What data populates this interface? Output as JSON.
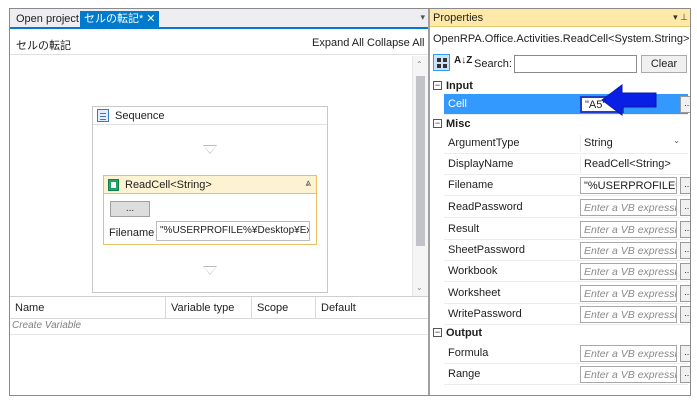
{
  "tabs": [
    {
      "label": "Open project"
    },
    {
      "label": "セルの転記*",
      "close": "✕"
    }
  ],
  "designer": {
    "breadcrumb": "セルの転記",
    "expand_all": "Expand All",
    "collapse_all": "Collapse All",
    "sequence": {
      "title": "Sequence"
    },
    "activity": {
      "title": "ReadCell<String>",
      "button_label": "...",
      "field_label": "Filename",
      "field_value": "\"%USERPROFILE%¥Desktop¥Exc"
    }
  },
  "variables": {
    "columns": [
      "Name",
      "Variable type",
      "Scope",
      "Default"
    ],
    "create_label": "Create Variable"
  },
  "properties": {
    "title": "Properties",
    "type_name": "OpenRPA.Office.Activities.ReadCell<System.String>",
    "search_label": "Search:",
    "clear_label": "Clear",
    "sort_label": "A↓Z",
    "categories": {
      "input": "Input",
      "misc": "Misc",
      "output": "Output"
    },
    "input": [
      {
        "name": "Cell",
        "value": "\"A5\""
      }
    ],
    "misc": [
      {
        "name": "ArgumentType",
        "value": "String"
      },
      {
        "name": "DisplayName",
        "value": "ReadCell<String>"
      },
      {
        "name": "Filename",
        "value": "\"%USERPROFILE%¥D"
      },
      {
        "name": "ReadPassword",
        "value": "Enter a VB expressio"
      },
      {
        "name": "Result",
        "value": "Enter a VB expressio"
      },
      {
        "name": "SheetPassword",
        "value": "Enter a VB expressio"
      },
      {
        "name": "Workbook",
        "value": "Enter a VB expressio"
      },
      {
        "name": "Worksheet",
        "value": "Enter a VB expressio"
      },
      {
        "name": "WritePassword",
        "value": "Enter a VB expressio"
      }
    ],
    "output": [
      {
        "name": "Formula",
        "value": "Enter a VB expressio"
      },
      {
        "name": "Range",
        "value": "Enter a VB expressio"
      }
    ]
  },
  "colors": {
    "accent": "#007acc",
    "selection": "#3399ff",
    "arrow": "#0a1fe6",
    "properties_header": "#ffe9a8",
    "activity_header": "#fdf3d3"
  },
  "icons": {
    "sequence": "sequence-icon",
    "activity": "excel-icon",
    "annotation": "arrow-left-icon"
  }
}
-------------------------
▶ [TASK GOAL] Which lines hold the string "Filename"? Copy all of them from the data above.

▶ [THE ANSWER]
      "field_label": "Filename",
        "name": "Filename",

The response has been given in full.